(Items from a data source)
-----

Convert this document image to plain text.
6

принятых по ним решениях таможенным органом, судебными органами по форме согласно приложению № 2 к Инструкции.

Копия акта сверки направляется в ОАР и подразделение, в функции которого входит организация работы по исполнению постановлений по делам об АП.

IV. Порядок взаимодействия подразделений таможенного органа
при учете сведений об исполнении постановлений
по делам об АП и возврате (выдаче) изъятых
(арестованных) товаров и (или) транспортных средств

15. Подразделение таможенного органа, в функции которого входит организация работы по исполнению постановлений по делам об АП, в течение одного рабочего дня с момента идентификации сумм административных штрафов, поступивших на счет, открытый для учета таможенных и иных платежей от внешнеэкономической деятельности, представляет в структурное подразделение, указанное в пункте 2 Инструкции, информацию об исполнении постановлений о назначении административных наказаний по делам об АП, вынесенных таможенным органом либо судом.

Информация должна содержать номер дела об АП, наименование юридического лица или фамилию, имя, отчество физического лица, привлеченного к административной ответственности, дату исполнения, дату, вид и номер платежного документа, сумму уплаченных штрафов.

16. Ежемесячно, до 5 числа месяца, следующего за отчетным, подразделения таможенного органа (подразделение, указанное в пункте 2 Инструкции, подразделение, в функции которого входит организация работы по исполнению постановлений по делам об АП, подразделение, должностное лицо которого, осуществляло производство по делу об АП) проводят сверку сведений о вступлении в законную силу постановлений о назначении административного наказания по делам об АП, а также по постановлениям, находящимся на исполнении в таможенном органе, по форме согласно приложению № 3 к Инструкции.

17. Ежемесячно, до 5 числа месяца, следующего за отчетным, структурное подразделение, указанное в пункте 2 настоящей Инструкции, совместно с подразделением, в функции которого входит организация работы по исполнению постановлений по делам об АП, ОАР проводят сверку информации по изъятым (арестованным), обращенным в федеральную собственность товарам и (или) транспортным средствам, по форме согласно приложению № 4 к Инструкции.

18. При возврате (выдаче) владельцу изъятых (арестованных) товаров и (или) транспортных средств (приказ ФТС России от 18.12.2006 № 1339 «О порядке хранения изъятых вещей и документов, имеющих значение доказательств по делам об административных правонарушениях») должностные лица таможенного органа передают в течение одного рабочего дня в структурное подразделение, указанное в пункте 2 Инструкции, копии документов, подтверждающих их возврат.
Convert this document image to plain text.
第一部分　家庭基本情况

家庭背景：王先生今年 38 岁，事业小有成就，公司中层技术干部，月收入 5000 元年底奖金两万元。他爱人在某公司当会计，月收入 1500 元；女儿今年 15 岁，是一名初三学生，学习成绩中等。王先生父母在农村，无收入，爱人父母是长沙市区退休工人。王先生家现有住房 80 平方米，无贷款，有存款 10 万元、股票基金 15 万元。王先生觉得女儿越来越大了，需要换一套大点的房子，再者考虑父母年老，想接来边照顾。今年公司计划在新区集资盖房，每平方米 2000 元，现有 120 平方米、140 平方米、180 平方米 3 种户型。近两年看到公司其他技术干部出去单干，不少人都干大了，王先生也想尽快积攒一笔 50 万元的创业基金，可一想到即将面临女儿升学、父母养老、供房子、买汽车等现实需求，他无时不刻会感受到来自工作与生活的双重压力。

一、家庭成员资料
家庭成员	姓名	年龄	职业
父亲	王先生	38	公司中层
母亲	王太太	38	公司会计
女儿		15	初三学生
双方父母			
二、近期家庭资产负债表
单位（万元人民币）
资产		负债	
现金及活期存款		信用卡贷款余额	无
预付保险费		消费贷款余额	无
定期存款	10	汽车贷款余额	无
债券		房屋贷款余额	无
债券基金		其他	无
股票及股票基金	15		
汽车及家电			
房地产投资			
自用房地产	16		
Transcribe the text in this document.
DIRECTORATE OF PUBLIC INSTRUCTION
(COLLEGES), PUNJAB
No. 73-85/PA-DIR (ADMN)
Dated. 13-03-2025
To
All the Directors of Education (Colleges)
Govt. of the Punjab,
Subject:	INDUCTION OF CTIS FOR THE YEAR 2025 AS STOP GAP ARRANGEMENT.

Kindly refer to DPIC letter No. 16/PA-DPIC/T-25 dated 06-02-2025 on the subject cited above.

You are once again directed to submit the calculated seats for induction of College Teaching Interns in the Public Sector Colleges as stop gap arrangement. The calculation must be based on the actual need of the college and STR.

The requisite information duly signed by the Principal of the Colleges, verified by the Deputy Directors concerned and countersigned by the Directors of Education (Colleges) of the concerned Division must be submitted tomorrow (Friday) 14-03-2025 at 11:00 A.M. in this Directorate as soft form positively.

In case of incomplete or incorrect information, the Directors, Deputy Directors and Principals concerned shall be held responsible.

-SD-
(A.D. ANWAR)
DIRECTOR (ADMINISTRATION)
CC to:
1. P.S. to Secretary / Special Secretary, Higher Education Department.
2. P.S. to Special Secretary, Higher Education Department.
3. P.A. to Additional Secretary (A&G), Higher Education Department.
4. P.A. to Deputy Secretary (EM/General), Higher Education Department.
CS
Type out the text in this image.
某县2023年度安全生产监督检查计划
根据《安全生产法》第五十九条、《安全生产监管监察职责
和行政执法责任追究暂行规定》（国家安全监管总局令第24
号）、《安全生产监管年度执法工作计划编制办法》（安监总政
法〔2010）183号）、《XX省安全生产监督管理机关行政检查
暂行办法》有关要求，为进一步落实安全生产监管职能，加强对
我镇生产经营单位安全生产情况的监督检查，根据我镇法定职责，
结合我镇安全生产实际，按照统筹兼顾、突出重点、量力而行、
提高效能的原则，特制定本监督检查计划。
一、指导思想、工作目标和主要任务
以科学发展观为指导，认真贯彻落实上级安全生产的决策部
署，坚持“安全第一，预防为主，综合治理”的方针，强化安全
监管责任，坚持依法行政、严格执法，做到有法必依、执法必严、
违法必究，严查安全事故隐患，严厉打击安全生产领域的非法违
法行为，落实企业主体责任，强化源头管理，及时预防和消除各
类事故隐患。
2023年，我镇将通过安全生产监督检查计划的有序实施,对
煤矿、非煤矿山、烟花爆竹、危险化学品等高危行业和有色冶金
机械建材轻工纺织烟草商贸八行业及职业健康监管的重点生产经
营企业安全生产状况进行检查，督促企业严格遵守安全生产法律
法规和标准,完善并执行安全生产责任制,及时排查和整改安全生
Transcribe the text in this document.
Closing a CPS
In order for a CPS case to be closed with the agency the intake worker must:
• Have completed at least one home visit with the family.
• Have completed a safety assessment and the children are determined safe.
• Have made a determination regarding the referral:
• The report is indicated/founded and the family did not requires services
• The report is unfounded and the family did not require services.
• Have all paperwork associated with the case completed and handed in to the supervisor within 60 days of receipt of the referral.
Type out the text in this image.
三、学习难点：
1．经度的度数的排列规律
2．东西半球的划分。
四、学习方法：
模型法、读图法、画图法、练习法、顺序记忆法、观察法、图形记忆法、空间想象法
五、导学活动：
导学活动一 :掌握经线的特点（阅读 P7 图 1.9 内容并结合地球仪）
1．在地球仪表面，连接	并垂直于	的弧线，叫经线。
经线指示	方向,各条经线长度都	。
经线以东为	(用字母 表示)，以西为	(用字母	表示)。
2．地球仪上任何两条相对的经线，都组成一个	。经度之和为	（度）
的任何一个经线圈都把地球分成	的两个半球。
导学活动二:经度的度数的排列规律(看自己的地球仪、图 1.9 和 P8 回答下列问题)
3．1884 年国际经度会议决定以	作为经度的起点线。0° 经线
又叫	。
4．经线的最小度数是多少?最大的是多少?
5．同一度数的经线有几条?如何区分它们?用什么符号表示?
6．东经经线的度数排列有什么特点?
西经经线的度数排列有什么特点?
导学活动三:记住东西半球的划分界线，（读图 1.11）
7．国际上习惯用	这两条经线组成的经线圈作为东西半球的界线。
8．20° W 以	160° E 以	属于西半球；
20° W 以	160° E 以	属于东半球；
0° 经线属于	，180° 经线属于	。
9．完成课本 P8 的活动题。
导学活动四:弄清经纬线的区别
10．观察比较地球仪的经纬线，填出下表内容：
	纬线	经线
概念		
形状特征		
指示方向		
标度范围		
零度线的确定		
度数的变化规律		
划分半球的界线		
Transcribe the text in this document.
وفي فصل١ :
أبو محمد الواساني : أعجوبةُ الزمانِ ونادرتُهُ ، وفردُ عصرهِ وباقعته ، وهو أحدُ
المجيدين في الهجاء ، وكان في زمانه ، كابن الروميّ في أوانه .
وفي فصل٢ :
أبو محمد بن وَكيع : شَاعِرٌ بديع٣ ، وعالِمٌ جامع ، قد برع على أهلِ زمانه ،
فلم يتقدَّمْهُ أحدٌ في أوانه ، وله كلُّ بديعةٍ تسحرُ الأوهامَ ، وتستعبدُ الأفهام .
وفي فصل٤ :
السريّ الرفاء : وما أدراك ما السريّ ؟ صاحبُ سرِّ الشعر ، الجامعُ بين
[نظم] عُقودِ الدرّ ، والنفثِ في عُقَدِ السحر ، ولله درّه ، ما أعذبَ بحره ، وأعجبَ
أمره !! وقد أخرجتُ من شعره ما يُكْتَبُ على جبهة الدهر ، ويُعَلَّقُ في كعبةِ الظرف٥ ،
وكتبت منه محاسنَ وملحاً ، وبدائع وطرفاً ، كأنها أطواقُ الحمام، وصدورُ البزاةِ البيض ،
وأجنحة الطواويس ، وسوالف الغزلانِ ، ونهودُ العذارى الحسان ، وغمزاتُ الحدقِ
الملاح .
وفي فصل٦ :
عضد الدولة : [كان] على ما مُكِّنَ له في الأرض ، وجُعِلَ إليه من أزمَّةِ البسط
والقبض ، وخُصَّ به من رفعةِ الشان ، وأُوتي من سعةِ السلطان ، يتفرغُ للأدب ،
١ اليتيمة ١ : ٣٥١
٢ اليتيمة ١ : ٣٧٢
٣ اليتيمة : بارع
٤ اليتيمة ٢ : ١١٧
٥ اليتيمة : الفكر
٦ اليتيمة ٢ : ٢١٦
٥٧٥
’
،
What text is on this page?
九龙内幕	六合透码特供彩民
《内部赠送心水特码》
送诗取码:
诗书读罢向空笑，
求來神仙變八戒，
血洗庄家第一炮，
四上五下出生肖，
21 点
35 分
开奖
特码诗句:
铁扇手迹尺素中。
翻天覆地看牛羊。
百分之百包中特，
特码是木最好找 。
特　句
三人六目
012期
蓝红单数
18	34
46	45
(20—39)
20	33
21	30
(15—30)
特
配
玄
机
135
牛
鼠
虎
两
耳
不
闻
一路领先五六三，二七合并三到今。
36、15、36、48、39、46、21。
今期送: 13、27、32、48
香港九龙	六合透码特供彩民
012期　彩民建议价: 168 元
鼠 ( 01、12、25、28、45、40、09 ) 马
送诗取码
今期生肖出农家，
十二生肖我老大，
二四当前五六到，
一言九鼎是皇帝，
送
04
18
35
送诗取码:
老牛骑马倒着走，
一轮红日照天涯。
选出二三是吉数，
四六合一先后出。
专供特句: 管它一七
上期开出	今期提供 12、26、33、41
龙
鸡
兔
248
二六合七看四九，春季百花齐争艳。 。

-----

■ REQUEST ■
Each line in the material either holds the string "согласно" or does not. State how many do, and nothing else.

■ TASK ANSWER ■
3